* GIVEN DATA *
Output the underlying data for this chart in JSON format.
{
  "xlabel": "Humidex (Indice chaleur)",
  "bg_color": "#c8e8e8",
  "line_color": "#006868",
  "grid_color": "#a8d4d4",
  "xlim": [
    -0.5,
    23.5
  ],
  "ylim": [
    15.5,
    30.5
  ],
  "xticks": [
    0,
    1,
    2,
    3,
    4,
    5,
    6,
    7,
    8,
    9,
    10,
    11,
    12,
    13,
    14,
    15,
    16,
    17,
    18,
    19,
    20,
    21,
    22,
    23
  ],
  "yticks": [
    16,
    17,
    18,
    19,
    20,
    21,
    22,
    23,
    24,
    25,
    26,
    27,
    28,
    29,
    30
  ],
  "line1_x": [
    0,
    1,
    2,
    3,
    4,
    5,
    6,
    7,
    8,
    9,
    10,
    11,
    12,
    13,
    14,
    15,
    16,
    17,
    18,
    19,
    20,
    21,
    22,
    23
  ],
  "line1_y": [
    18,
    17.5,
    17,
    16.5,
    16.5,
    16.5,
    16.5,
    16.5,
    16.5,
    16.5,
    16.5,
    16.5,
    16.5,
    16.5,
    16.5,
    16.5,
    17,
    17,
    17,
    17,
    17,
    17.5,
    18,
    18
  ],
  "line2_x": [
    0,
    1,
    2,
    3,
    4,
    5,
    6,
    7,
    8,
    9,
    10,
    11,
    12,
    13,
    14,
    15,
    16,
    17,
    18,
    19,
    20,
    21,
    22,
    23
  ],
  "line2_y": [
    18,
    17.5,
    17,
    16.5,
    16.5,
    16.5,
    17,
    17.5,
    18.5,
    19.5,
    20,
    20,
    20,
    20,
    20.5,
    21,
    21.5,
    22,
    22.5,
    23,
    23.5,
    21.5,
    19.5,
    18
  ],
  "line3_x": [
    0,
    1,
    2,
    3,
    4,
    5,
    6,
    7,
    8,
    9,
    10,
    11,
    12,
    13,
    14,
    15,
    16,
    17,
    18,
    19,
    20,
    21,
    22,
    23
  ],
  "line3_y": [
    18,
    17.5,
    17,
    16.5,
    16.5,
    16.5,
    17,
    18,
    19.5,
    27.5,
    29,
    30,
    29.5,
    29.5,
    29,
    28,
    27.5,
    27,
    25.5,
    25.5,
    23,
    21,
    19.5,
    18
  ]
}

* WHAT THE TASK REQUIRES *
Return each entry from above without altering a single character.

* SOLUTION TO THE EXERCISE *
Output the underlying data for this chart in JSON format.
{
  "xlabel": "Humidex (Indice chaleur)",
  "bg_color": "#c8e8e8",
  "line_color": "#006868",
  "grid_color": "#a8d4d4",
  "xlim": [
    -0.5,
    23.5
  ],
  "ylim": [
    15.5,
    30.5
  ],
  "xticks": [
    0,
    1,
    2,
    3,
    4,
    5,
    6,
    7,
    8,
    9,
    10,
    11,
    12,
    13,
    14,
    15,
    16,
    17,
    18,
    19,
    20,
    21,
    22,
    23
  ],
  "yticks": [
    16,
    17,
    18,
    19,
    20,
    21,
    22,
    23,
    24,
    25,
    26,
    27,
    28,
    29,
    30
  ],
  "line1_x": [
    0,
    1,
    2,
    3,
    4,
    5,
    6,
    7,
    8,
    9,
    10,
    11,
    12,
    13,
    14,
    15,
    16,
    17,
    18,
    19,
    20,
    21,
    22,
    23
  ],
  "line1_y": [
    18,
    17.5,
    17,
    16.5,
    16.5,
    16.5,
    16.5,
    16.5,
    16.5,
    16.5,
    16.5,
    16.5,
    16.5,
    16.5,
    16.5,
    16.5,
    17,
    17,
    17,
    17,
    17,
    17.5,
    18,
    18
  ],
  "line2_x": [
    0,
    1,
    2,
    3,
    4,
    5,
    6,
    7,
    8,
    9,
    10,
    11,
    12,
    13,
    14,
    15,
    16,
    17,
    18,
    19,
    20,
    21,
    22,
    23
  ],
  "line2_y": [
    18,
    17.5,
    17,
    16.5,
    16.5,
    16.5,
    17,
    17.5,
    18.5,
    19.5,
    20,
    20,
    20,
    20,
    20.5,
    21,
    21.5,
    22,
    22.5,
    23,
    23.5,
    21.5,
    19.5,
    18
  ],
  "line3_x": [
    0,
    1,
    2,
    3,
    4,
    5,
    6,
    7,
    8,
    9,
    10,
    11,
    12,
    13,
    14,
    15,
    16,
    17,
    18,
    19,
    20,
    21,
    22,
    23
  ],
  "line3_y": [
    18,
    17.5,
    17,
    16.5,
    16.5,
    16.5,
    17,
    18,
    19.5,
    27.5,
    29,
    30,
    29.5,
    29.5,
    29,
    28,
    27.5,
    27,
    25.5,
    25.5,
    23,
    21,
    19.5,
    18
  ]
}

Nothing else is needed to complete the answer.